### AIM
Take every line from the listing below that contains "have".

### DATASET EXCERPTS
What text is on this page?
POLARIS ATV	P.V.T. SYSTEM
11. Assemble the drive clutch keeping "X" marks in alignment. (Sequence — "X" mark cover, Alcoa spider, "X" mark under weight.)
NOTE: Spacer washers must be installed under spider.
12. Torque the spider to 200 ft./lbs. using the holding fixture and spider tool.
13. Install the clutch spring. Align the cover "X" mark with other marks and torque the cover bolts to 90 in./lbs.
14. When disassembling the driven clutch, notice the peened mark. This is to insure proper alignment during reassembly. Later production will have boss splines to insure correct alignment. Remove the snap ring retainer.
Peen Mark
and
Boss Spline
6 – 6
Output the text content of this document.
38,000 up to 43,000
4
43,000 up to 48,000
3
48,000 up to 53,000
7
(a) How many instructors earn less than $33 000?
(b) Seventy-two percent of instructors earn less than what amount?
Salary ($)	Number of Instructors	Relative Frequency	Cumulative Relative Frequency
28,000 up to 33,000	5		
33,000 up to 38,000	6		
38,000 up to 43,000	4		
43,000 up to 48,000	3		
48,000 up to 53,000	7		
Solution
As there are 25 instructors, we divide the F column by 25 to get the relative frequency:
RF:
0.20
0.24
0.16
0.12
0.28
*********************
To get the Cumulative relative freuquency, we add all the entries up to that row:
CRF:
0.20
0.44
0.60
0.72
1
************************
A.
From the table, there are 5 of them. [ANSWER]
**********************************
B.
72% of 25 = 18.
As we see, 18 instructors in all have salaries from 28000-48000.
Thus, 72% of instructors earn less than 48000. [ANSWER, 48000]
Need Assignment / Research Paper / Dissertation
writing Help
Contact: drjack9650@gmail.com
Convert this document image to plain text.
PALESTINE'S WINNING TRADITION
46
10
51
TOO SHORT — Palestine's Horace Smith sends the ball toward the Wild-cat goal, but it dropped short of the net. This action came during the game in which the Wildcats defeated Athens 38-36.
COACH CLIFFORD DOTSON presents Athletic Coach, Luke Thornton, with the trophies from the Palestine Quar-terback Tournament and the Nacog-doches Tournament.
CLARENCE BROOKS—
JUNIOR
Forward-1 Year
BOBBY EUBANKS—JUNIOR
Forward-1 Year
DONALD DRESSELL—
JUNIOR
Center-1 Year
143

### SOLVED EXERCISE
14. When disassembling the driven clutch, notice the peened mark. This is to insure proper alignment during reassembly. Later production will have boss splines to insure correct alignment. Remove the snap ring retainer.
As we see, 18 instructors in all have salaries from 28000-48000.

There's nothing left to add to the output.